Figure collection entries:

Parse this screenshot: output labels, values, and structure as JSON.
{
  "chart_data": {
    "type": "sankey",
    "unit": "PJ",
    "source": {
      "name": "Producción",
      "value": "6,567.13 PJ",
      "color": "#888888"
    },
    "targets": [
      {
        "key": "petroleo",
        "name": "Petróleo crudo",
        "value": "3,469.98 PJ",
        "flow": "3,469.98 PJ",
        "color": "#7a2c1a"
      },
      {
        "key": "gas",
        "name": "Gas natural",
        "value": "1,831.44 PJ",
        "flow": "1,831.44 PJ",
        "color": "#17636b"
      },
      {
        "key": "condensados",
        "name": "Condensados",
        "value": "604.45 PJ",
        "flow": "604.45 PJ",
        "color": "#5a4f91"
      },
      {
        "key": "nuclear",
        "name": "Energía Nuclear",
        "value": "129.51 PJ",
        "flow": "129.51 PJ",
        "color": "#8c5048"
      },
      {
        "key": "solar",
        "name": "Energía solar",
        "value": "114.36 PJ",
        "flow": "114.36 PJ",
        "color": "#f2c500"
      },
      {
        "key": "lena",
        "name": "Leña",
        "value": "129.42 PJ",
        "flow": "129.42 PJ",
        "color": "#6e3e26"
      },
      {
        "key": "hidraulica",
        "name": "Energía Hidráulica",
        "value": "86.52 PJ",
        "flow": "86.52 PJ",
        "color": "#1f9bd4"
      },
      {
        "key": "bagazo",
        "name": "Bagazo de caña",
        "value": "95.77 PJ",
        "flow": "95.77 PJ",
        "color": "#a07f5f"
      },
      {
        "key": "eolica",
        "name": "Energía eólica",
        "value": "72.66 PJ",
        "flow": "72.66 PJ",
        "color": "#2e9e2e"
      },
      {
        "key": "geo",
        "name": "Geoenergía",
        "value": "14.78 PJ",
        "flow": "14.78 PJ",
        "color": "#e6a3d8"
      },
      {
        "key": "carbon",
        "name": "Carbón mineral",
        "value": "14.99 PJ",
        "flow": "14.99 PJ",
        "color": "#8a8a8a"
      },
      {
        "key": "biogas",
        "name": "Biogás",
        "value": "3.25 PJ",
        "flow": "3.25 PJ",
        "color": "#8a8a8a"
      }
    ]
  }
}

◆ Problem
Repeat the records above exactly, from the first line to the last.

◆ Written response
Parse this screenshot: output labels, values, and structure as JSON.
{
  "chart_data": {
    "type": "sankey",
    "unit": "PJ",
    "source": {
      "name": "Producción",
      "value": "6,567.13 PJ",
      "color": "#888888"
    },
    "targets": [
      {
        "key": "petroleo",
        "name": "Petróleo crudo",
        "value": "3,469.98 PJ",
        "flow": "3,469.98 PJ",
        "color": "#7a2c1a"
      },
      {
        "key": "gas",
        "name": "Gas natural",
        "value": "1,831.44 PJ",
        "flow": "1,831.44 PJ",
        "color": "#17636b"
      },
      {
        "key": "condensados",
        "name": "Condensados",
        "value": "604.45 PJ",
        "flow": "604.45 PJ",
        "color": "#5a4f91"
      },
      {
        "key": "nuclear",
        "name": "Energía Nuclear",
        "value": "129.51 PJ",
        "flow": "129.51 PJ",
        "color": "#8c5048"
      },
      {
        "key": "solar",
        "name": "Energía solar",
        "value": "114.36 PJ",
        "flow": "114.36 PJ",
        "color": "#f2c500"
      },
      {
        "key": "lena",
        "name": "Leña",
        "value": "129.42 PJ",
        "flow": "129.42 PJ",
        "color": "#6e3e26"
      },
      {
        "key": "hidraulica",
        "name": "Energía Hidráulica",
        "value": "86.52 PJ",
        "flow": "86.52 PJ",
        "color": "#1f9bd4"
      },
      {
        "key": "bagazo",
        "name": "Bagazo de caña",
        "value": "95.77 PJ",
        "flow": "95.77 PJ",
        "color": "#a07f5f"
      },
      {
        "key": "eolica",
        "name": "Energía eólica",
        "value": "72.66 PJ",
        "flow": "72.66 PJ",
        "color": "#2e9e2e"
      },
      {
        "key": "geo",
        "name": "Geoenergía",
        "value": "14.78 PJ",
        "flow": "14.78 PJ",
        "color": "#e6a3d8"
      },
      {
        "key": "carbon",
        "name": "Carbón mineral",
        "value": "14.99 PJ",
        "flow": "14.99 PJ",
        "color": "#8a8a8a"
      },
      {
        "key": "biogas",
        "name": "Biogás",
        "value": "3.25 PJ",
        "flow": "3.25 PJ",
        "color": "#8a8a8a"
      }
    ]
  }
}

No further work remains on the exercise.